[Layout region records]
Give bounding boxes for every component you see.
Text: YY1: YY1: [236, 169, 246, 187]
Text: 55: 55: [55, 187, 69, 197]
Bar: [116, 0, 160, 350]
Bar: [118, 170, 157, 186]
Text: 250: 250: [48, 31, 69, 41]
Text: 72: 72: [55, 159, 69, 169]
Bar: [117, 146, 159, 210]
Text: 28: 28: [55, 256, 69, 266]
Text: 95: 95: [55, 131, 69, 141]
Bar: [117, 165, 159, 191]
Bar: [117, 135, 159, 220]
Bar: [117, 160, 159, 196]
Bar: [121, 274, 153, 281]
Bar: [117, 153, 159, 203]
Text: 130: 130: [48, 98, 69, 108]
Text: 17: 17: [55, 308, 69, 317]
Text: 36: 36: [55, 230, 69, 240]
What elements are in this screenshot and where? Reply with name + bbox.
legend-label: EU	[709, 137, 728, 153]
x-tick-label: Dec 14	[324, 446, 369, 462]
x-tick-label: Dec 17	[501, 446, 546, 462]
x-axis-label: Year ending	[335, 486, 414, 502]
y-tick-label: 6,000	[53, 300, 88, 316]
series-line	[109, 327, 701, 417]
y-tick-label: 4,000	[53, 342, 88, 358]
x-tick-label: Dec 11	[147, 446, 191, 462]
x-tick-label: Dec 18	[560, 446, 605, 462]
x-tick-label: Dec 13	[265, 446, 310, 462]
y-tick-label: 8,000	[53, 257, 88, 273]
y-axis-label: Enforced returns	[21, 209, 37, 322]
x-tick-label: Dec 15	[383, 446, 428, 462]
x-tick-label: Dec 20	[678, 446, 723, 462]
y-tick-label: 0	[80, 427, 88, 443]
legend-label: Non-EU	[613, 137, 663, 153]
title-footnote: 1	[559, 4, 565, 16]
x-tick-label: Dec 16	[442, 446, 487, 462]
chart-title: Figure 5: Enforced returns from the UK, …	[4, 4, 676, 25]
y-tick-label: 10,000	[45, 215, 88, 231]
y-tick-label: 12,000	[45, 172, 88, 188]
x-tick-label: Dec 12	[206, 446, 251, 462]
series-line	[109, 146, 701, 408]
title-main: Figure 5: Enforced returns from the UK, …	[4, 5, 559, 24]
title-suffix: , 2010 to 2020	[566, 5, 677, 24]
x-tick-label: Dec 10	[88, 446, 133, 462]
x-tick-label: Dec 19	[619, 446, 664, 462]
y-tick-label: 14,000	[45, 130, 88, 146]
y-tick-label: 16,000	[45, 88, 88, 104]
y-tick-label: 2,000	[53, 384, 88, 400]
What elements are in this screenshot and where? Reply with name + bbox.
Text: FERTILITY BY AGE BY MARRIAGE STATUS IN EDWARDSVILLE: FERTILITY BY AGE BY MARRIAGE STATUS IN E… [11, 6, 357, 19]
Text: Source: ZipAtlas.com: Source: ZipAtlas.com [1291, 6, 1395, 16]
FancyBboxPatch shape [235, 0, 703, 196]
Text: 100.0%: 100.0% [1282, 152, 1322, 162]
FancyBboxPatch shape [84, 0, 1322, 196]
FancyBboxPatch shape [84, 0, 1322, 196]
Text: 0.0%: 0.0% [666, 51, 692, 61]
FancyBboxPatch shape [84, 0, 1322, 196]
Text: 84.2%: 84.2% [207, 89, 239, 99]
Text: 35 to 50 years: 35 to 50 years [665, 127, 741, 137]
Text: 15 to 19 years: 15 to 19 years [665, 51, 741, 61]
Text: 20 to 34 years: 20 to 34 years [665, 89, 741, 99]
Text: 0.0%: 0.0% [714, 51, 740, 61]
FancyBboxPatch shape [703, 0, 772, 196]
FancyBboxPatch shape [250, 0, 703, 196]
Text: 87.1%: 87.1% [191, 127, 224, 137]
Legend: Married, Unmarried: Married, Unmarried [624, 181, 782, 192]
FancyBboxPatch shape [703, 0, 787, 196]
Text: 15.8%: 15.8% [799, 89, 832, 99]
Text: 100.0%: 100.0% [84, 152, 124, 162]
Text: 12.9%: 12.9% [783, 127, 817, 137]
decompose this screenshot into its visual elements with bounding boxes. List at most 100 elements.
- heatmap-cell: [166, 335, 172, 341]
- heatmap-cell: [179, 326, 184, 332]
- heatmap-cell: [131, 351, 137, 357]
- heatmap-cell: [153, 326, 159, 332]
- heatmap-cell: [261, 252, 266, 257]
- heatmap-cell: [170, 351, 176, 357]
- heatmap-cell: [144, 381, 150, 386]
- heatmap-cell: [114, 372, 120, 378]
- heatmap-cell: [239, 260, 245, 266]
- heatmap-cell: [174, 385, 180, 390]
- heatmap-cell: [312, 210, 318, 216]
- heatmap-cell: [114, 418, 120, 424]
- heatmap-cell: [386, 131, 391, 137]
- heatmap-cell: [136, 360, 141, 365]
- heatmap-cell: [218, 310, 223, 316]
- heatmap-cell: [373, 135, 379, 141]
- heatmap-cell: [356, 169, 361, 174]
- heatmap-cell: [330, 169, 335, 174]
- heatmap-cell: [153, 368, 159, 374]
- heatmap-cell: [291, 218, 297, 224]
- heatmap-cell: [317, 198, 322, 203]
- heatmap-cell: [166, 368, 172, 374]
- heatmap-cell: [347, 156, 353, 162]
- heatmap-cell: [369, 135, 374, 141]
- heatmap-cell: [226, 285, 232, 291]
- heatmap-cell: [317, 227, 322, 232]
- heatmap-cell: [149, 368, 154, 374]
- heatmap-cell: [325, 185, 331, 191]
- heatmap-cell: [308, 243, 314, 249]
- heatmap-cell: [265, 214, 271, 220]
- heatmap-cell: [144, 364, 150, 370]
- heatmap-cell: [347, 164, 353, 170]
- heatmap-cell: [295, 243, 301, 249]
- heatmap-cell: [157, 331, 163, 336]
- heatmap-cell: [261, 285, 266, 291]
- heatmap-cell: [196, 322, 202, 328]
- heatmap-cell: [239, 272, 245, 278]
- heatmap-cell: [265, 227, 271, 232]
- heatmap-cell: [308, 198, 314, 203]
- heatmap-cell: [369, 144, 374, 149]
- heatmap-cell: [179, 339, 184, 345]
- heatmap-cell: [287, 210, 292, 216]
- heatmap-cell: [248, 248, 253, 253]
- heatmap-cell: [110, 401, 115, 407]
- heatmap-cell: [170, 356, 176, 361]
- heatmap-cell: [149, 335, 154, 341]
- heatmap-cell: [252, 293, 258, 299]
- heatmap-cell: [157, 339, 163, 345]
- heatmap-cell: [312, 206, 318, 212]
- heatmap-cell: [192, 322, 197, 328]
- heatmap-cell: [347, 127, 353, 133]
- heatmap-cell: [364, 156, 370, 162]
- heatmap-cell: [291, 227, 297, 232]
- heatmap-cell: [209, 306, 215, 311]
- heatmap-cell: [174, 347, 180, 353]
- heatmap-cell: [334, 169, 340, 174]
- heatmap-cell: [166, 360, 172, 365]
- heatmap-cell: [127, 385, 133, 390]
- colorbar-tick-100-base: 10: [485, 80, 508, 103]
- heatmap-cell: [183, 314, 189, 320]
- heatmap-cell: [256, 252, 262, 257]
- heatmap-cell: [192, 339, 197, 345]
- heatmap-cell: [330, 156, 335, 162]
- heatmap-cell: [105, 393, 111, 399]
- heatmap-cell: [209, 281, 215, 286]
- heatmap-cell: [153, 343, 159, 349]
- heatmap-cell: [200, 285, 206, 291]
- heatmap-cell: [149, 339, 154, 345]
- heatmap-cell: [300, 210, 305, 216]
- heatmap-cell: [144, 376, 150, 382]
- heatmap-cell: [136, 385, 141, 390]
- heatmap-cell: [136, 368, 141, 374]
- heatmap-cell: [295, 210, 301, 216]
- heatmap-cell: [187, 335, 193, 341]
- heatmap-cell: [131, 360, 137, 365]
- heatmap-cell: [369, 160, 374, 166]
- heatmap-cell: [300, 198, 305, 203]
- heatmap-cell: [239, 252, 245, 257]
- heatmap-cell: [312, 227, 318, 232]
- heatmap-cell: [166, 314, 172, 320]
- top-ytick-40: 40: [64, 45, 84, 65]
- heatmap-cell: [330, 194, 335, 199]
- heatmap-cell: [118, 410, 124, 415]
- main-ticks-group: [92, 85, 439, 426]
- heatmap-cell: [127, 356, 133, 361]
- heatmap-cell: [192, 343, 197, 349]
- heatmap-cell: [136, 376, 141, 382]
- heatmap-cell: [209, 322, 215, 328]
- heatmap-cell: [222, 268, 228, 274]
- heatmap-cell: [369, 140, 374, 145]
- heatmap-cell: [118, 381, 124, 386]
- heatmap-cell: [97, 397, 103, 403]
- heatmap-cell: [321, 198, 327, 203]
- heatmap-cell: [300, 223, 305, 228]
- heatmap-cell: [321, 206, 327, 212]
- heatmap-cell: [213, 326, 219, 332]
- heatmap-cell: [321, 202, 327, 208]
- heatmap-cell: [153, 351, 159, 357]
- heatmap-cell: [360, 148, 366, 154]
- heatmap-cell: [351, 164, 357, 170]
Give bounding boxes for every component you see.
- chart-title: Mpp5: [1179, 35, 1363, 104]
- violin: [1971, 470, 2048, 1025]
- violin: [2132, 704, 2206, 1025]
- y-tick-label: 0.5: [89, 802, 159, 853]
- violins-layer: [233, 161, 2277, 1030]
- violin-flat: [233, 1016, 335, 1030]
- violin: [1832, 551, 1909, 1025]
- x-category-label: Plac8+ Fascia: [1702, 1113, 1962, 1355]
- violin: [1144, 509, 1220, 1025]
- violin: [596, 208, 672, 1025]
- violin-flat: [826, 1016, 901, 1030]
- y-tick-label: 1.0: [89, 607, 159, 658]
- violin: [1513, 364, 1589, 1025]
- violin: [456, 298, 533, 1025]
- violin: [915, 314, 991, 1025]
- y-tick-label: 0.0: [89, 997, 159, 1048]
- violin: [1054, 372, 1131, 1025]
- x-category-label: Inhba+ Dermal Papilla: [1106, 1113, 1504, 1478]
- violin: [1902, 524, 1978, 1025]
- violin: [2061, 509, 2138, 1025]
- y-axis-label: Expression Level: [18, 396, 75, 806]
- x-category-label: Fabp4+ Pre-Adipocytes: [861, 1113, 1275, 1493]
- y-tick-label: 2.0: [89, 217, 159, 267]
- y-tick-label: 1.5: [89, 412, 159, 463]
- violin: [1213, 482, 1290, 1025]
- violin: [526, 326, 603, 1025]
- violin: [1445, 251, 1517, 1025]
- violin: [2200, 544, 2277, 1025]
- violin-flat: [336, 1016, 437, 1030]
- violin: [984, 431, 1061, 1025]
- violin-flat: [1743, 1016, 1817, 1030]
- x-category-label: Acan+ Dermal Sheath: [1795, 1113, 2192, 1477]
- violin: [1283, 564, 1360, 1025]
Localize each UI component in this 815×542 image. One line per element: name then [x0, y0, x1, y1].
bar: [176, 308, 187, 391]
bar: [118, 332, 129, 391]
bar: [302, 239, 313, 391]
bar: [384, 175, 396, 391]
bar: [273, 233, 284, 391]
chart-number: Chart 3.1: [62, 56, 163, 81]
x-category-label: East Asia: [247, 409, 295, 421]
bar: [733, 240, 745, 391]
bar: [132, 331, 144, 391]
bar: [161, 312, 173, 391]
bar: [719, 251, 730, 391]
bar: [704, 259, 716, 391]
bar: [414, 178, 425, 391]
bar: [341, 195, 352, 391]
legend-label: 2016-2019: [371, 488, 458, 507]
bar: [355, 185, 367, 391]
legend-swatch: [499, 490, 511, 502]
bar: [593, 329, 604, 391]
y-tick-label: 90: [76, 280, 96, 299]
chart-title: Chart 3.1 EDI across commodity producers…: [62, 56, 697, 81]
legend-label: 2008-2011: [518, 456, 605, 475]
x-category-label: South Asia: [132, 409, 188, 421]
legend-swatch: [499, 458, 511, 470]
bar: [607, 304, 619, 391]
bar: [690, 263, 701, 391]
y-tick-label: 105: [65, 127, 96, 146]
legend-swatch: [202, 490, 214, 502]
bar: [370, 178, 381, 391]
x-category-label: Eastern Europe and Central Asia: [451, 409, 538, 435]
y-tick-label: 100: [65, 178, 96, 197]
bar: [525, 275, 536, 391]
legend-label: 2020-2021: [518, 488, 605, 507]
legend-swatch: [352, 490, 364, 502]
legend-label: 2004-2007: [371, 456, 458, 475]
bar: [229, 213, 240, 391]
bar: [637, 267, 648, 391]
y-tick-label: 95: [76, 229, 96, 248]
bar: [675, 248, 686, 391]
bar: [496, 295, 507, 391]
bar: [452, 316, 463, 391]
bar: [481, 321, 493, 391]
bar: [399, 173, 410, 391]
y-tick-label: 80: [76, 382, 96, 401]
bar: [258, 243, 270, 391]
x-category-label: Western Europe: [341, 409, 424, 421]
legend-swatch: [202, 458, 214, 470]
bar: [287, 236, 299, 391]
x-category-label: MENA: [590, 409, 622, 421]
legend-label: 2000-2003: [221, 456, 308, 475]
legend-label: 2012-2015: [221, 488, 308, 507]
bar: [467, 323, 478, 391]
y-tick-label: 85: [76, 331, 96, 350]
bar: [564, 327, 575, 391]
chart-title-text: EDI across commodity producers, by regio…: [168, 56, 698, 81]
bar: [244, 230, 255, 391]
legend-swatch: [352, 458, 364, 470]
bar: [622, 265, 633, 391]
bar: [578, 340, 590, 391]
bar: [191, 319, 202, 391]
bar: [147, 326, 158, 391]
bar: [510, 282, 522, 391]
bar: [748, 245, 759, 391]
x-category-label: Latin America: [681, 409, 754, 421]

Objective »
Reproduce the records word for word, starting at their first line and stopping after the line that contains "146, 701, 408]".

Solution for this task »
Give bounding boxes for every component you see.
Text: YY1: YY1: [236, 169, 246, 187]
Text: 55: 55: [55, 187, 69, 197]
Bar: [116, 0, 160, 350]
Bar: [118, 170, 157, 186]
Text: 250: 250: [48, 31, 69, 41]
Text: 72: 72: [55, 159, 69, 169]
Bar: [117, 146, 159, 210]
Text: 28: 28: [55, 256, 69, 266]
Text: 95: 95: [55, 131, 69, 141]
Bar: [117, 165, 159, 191]
Bar: [117, 135, 159, 220]
Bar: [117, 160, 159, 196]
Bar: [121, 274, 153, 281]
Bar: [117, 153, 159, 203]
Text: 130: 130: [48, 98, 69, 108]
Text: 17: 17: [55, 308, 69, 317]
Text: 36: 36: [55, 230, 69, 240]
What elements are in this screenshot and where? Reply with name + bbox.
legend-label: EU	[709, 137, 728, 153]
x-tick-label: Dec 14	[324, 446, 369, 462]
x-tick-label: Dec 17	[501, 446, 546, 462]
x-axis-label: Year ending	[335, 486, 414, 502]
y-tick-label: 6,000	[53, 300, 88, 316]
series-line	[109, 327, 701, 417]
y-tick-label: 4,000	[53, 342, 88, 358]
x-tick-label: Dec 11	[147, 446, 191, 462]
x-tick-label: Dec 18	[560, 446, 605, 462]
x-tick-label: Dec 13	[265, 446, 310, 462]
y-tick-label: 8,000	[53, 257, 88, 273]
y-axis-label: Enforced returns	[21, 209, 37, 322]
x-tick-label: Dec 15	[383, 446, 428, 462]
x-tick-label: Dec 20	[678, 446, 723, 462]
y-tick-label: 0	[80, 427, 88, 443]
legend-label: Non-EU	[613, 137, 663, 153]
title-footnote: 1	[559, 4, 565, 16]
x-tick-label: Dec 16	[442, 446, 487, 462]
chart-title: Figure 5: Enforced returns from the UK, …	[4, 4, 676, 25]
y-tick-label: 10,000	[45, 215, 88, 231]
y-tick-label: 12,000	[45, 172, 88, 188]
x-tick-label: Dec 12	[206, 446, 251, 462]
series-line	[109, 146, 701, 408]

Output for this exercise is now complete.